## begin Records to use
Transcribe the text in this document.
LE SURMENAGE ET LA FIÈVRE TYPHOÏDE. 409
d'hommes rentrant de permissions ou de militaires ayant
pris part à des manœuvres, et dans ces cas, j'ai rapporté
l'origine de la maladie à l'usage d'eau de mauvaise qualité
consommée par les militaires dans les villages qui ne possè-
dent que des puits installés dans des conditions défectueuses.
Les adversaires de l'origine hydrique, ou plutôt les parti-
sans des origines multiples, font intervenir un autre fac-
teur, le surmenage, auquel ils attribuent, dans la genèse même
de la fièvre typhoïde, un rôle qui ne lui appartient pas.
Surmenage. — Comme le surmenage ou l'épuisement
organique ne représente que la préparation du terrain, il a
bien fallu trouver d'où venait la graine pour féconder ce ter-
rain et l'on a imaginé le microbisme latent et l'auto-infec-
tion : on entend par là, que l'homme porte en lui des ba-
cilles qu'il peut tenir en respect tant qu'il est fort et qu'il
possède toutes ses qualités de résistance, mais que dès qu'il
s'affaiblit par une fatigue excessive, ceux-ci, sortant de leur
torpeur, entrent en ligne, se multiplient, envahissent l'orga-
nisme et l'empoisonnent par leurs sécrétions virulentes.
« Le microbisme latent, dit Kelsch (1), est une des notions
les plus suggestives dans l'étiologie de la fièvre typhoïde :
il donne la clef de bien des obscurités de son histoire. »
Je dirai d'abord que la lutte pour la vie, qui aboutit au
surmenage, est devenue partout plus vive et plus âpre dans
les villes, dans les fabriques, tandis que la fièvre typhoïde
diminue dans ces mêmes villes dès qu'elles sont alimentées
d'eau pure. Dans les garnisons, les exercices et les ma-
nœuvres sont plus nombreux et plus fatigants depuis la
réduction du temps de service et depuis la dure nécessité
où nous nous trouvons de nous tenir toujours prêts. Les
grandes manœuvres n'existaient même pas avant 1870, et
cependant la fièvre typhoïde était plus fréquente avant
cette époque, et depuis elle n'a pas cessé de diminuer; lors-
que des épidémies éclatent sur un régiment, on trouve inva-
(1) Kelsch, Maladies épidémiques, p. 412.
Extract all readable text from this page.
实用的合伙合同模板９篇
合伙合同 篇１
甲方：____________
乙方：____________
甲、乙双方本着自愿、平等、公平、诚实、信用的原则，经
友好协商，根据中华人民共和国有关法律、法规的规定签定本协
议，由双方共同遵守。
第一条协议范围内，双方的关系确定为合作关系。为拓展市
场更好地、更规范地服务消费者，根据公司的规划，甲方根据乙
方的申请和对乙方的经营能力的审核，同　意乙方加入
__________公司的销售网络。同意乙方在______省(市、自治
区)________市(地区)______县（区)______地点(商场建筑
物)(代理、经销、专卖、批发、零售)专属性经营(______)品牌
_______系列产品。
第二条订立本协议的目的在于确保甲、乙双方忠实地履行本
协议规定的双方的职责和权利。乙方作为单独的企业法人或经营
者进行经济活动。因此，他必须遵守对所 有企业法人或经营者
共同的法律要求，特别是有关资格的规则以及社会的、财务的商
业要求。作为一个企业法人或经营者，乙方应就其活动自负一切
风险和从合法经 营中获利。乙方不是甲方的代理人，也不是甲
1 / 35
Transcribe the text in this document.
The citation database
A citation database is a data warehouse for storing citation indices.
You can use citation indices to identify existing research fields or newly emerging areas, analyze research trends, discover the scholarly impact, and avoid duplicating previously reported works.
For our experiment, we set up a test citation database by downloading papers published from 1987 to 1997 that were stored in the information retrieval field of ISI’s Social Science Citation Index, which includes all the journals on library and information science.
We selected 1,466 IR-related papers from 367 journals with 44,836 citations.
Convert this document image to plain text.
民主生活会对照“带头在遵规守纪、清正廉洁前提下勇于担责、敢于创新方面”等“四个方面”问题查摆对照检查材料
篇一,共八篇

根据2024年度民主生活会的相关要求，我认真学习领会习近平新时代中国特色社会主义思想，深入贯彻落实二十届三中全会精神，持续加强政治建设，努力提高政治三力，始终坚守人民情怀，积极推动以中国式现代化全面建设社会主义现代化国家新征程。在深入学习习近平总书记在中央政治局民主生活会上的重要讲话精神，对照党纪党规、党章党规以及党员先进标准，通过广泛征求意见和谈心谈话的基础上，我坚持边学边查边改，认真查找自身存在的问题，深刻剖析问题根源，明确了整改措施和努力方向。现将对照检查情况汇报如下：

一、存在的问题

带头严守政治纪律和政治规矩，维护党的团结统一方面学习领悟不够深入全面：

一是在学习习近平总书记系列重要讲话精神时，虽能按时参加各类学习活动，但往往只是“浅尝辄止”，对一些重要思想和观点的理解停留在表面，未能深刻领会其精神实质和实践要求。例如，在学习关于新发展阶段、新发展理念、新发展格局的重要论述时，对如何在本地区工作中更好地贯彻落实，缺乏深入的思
## end Records to use
## Job
Print again each line of the listing above, exactly as it appears.

## Written solution
Transcribe the text in this document.
LE SURMENAGE ET LA FIÈVRE TYPHOÏDE. 409
d'hommes rentrant de permissions ou de militaires ayant
pris part à des manœuvres, et dans ces cas, j'ai rapporté
l'origine de la maladie à l'usage d'eau de mauvaise qualité
consommée par les militaires dans les villages qui ne possè-
dent que des puits installés dans des conditions défectueuses.
Les adversaires de l'origine hydrique, ou plutôt les parti-
sans des origines multiples, font intervenir un autre fac-
teur, le surmenage, auquel ils attribuent, dans la genèse même
de la fièvre typhoïde, un rôle qui ne lui appartient pas.
Surmenage. — Comme le surmenage ou l'épuisement
organique ne représente que la préparation du terrain, il a
bien fallu trouver d'où venait la graine pour féconder ce ter-
rain et l'on a imaginé le microbisme latent et l'auto-infec-
tion : on entend par là, que l'homme porte en lui des ba-
cilles qu'il peut tenir en respect tant qu'il est fort et qu'il
possède toutes ses qualités de résistance, mais que dès qu'il
s'affaiblit par une fatigue excessive, ceux-ci, sortant de leur
torpeur, entrent en ligne, se multiplient, envahissent l'orga-
nisme et l'empoisonnent par leurs sécrétions virulentes.
« Le microbisme latent, dit Kelsch (1), est une des notions
les plus suggestives dans l'étiologie de la fièvre typhoïde :
il donne la clef de bien des obscurités de son histoire. »
Je dirai d'abord que la lutte pour la vie, qui aboutit au
surmenage, est devenue partout plus vive et plus âpre dans
les villes, dans les fabriques, tandis que la fièvre typhoïde
diminue dans ces mêmes villes dès qu'elles sont alimentées
d'eau pure. Dans les garnisons, les exercices et les ma-
nœuvres sont plus nombreux et plus fatigants depuis la
réduction du temps de service et depuis la dure nécessité
où nous nous trouvons de nous tenir toujours prêts. Les
grandes manœuvres n'existaient même pas avant 1870, et
cependant la fièvre typhoïde était plus fréquente avant
cette époque, et depuis elle n'a pas cessé de diminuer; lors-
que des épidémies éclatent sur un régiment, on trouve inva-
(1) Kelsch, Maladies épidémiques, p. 412.
Extract all readable text from this page.
实用的合伙合同模板９篇
合伙合同 篇１
甲方：____________
乙方：____________
甲、乙双方本着自愿、平等、公平、诚实、信用的原则，经
友好协商，根据中华人民共和国有关法律、法规的规定签定本协
议，由双方共同遵守。
第一条协议范围内，双方的关系确定为合作关系。为拓展市
场更好地、更规范地服务消费者，根据公司的规划，甲方根据乙
方的申请和对乙方的经营能力的审核，同　意乙方加入
__________公司的销售网络。同意乙方在______省(市、自治
区)________市(地区)______县（区)______地点(商场建筑
物)(代理、经销、专卖、批发、零售)专属性经营(______)品牌
_______系列产品。
第二条订立本协议的目的在于确保甲、乙双方忠实地履行本
协议规定的双方的职责和权利。乙方作为单独的企业法人或经营
者进行经济活动。因此，他必须遵守对所 有企业法人或经营者
共同的法律要求，特别是有关资格的规则以及社会的、财务的商
业要求。作为一个企业法人或经营者，乙方应就其活动自负一切
风险和从合法经 营中获利。乙方不是甲方的代理人，也不是甲
1 / 35
Transcribe the text in this document.
The citation database
A citation database is a data warehouse for storing citation indices.
You can use citation indices to identify existing research fields or newly emerging areas, analyze research trends, discover the scholarly impact, and avoid duplicating previously reported works.
For our experiment, we set up a test citation database by downloading papers published from 1987 to 1997 that were stored in the information retrieval field of ISI’s Social Science Citation Index, which includes all the journals on library and information science.
We selected 1,466 IR-related papers from 367 journals with 44,836 citations.
Convert this document image to plain text.
民主生活会对照“带头在遵规守纪、清正廉洁前提下勇于担责、敢于创新方面”等“四个方面”问题查摆对照检查材料
篇一,共八篇

根据2024年度民主生活会的相关要求，我认真学习领会习近平新时代中国特色社会主义思想，深入贯彻落实二十届三中全会精神，持续加强政治建设，努力提高政治三力，始终坚守人民情怀，积极推动以中国式现代化全面建设社会主义现代化国家新征程。在深入学习习近平总书记在中央政治局民主生活会上的重要讲话精神，对照党纪党规、党章党规以及党员先进标准，通过广泛征求意见和谈心谈话的基础上，我坚持边学边查边改，认真查找自身存在的问题，深刻剖析问题根源，明确了整改措施和努力方向。现将对照检查情况汇报如下：

一、存在的问题

带头严守政治纪律和政治规矩，维护党的团结统一方面学习领悟不够深入全面：

一是在学习习近平总书记系列重要讲话精神时，虽能按时参加各类学习活动，但往往只是“浅尝辄止”，对一些重要思想和观点的理解停留在表面，未能深刻领会其精神实质和实践要求。例如，在学习关于新发展阶段、新发展理念、新发展格局的重要论述时，对如何在本地区工作中更好地贯彻落实，缺乏深入的思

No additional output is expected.